— GIVEN TASK —
Go through the entries below and print each one exactly, leaving out pictures.

— PROVIDED INFORMATION —
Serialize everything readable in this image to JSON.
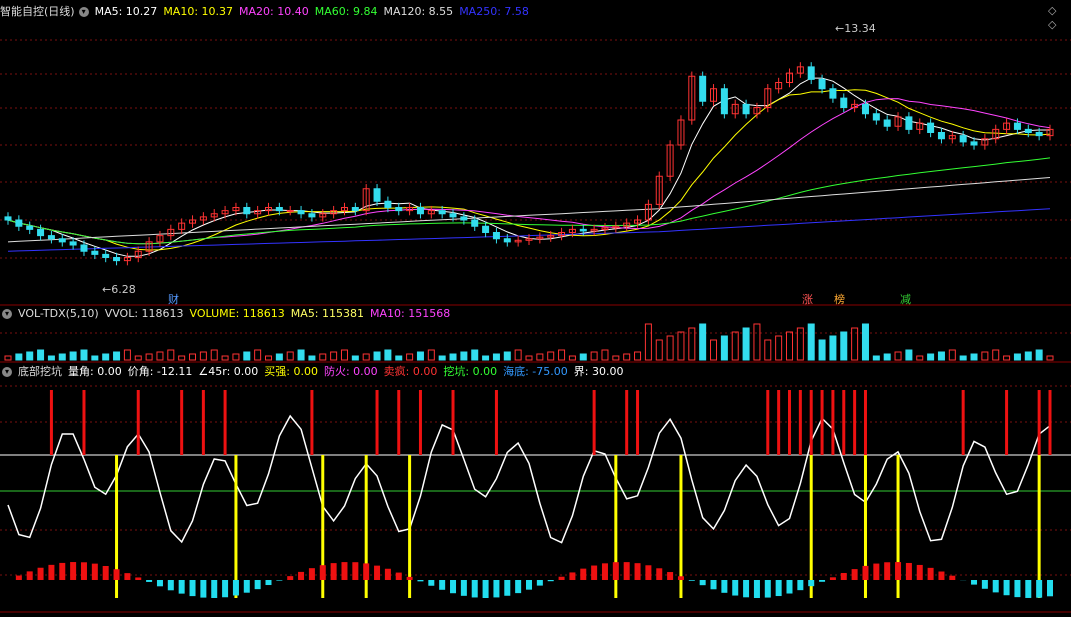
{
  "main_panel": {
    "title": "智能自控(日线)",
    "indicators": [
      {
        "label": "MA5: 10.27",
        "color": "#ffffff"
      },
      {
        "label": "MA10: 10.37",
        "color": "#ffff00"
      },
      {
        "label": "MA20: 10.40",
        "color": "#ff44ff"
      },
      {
        "label": "MA60: 9.84",
        "color": "#33ff33"
      },
      {
        "label": "MA120: 8.55",
        "color": "#dddddd"
      },
      {
        "label": "MA250: 7.58",
        "color": "#3333ff"
      }
    ],
    "high_label": "13.34",
    "low_label": "6.28",
    "event_tags": [
      {
        "text": "财",
        "color": "#5599ff"
      },
      {
        "text": "涨",
        "color": "#ff5555"
      },
      {
        "text": "榜",
        "color": "#ffaa33"
      },
      {
        "text": "减",
        "color": "#33cc33"
      }
    ]
  },
  "volume_panel": {
    "title": "VOL-TDX(5,10)",
    "indicators": [
      {
        "label": "VVOL: 118613",
        "color": "#dddddd"
      },
      {
        "label": "VOLUME: 118613",
        "color": "#ffff00"
      },
      {
        "label": "MA5: 115381",
        "color": "#ffff66"
      },
      {
        "label": "MA10: 151568",
        "color": "#ff44ff"
      }
    ]
  },
  "bottom_panel": {
    "title": "底部挖坑",
    "indicators": [
      {
        "label": "量角: 0.00",
        "color": "#ffffff"
      },
      {
        "label": "价角: -12.11",
        "color": "#ffffff"
      },
      {
        "label": "∠45r: 0.00",
        "color": "#ffffff"
      },
      {
        "label": "买强: 0.00",
        "color": "#ffff00"
      },
      {
        "label": "防火: 0.00",
        "color": "#ff44ff"
      },
      {
        "label": "卖疯: 0.00",
        "color": "#ff3333"
      },
      {
        "label": "挖坑: 0.00",
        "color": "#33ff33"
      },
      {
        "label": "海底: -75.00",
        "color": "#3399ff"
      },
      {
        "label": "界: 30.00",
        "color": "#ffffff"
      }
    ]
  },
  "chart_data": {
    "type": "candlestick",
    "closes": [
      7.6,
      7.4,
      7.3,
      7.1,
      7.0,
      6.9,
      6.8,
      6.6,
      6.5,
      6.4,
      6.3,
      6.4,
      6.6,
      6.9,
      7.1,
      7.3,
      7.5,
      7.6,
      7.7,
      7.8,
      7.9,
      8.0,
      7.8,
      7.9,
      8.0,
      7.9,
      7.9,
      7.8,
      7.7,
      7.8,
      7.9,
      8.0,
      7.9,
      8.6,
      8.2,
      8.0,
      7.9,
      8.0,
      7.8,
      7.9,
      7.8,
      7.7,
      7.6,
      7.4,
      7.2,
      7.0,
      6.9,
      6.95,
      7.0,
      7.05,
      7.1,
      7.2,
      7.3,
      7.25,
      7.3,
      7.35,
      7.4,
      7.5,
      7.6,
      8.1,
      9.0,
      10.0,
      10.8,
      12.2,
      11.4,
      11.8,
      11.0,
      11.3,
      11.0,
      11.2,
      11.8,
      12.0,
      12.3,
      12.5,
      12.1,
      11.8,
      11.5,
      11.2,
      11.3,
      11.0,
      10.8,
      10.6,
      10.9,
      10.5,
      10.7,
      10.4,
      10.2,
      10.3,
      10.1,
      10.0,
      10.2,
      10.5,
      10.7,
      10.5,
      10.4,
      10.3,
      10.5
    ],
    "y_range": [
      6.0,
      14.0
    ],
    "high": 13.34,
    "low": 6.28
  }
}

— EXERCISE SOLUTION —
Serialize everything readable in this image to JSON.
{
  "main_panel": {
    "title": "智能自控(日线)",
    "indicators": [
      {
        "label": "MA5: 10.27",
        "color": "#ffffff"
      },
      {
        "label": "MA10: 10.37",
        "color": "#ffff00"
      },
      {
        "label": "MA20: 10.40",
        "color": "#ff44ff"
      },
      {
        "label": "MA60: 9.84",
        "color": "#33ff33"
      },
      {
        "label": "MA120: 8.55",
        "color": "#dddddd"
      },
      {
        "label": "MA250: 7.58",
        "color": "#3333ff"
      }
    ],
    "high_label": "13.34",
    "low_label": "6.28",
    "event_tags": [
      {
        "text": "财",
        "color": "#5599ff"
      },
      {
        "text": "涨",
        "color": "#ff5555"
      },
      {
        "text": "榜",
        "color": "#ffaa33"
      },
      {
        "text": "减",
        "color": "#33cc33"
      }
    ]
  },
  "volume_panel": {
    "title": "VOL-TDX(5,10)",
    "indicators": [
      {
        "label": "VVOL: 118613",
        "color": "#dddddd"
      },
      {
        "label": "VOLUME: 118613",
        "color": "#ffff00"
      },
      {
        "label": "MA5: 115381",
        "color": "#ffff66"
      },
      {
        "label": "MA10: 151568",
        "color": "#ff44ff"
      }
    ]
  },
  "bottom_panel": {
    "title": "底部挖坑",
    "indicators": [
      {
        "label": "量角: 0.00",
        "color": "#ffffff"
      },
      {
        "label": "价角: -12.11",
        "color": "#ffffff"
      },
      {
        "label": "∠45r: 0.00",
        "color": "#ffffff"
      },
      {
        "label": "买强: 0.00",
        "color": "#ffff00"
      },
      {
        "label": "防火: 0.00",
        "color": "#ff44ff"
      },
      {
        "label": "卖疯: 0.00",
        "color": "#ff3333"
      },
      {
        "label": "挖坑: 0.00",
        "color": "#33ff33"
      },
      {
        "label": "海底: -75.00",
        "color": "#3399ff"
      },
      {
        "label": "界: 30.00",
        "color": "#ffffff"
      }
    ]
  },
  "chart_data": {
    "type": "candlestick",
    "closes": [
      7.6,
      7.4,
      7.3,
      7.1,
      7.0,
      6.9,
      6.8,
      6.6,
      6.5,
      6.4,
      6.3,
      6.4,
      6.6,
      6.9,
      7.1,
      7.3,
      7.5,
      7.6,
      7.7,
      7.8,
      7.9,
      8.0,
      7.8,
      7.9,
      8.0,
      7.9,
      7.9,
      7.8,
      7.7,
      7.8,
      7.9,
      8.0,
      7.9,
      8.6,
      8.2,
      8.0,
      7.9,
      8.0,
      7.8,
      7.9,
      7.8,
      7.7,
      7.6,
      7.4,
      7.2,
      7.0,
      6.9,
      6.95,
      7.0,
      7.05,
      7.1,
      7.2,
      7.3,
      7.25,
      7.3,
      7.35,
      7.4,
      7.5,
      7.6,
      8.1,
      9.0,
      10.0,
      10.8,
      12.2,
      11.4,
      11.8,
      11.0,
      11.3,
      11.0,
      11.2,
      11.8,
      12.0,
      12.3,
      12.5,
      12.1,
      11.8,
      11.5,
      11.2,
      11.3,
      11.0,
      10.8,
      10.6,
      10.9,
      10.5,
      10.7,
      10.4,
      10.2,
      10.3,
      10.1,
      10.0,
      10.2,
      10.5,
      10.7,
      10.5,
      10.4,
      10.3,
      10.5
    ],
    "y_range": [
      6.0,
      14.0
    ],
    "high": 13.34,
    "low": 6.28
  }
}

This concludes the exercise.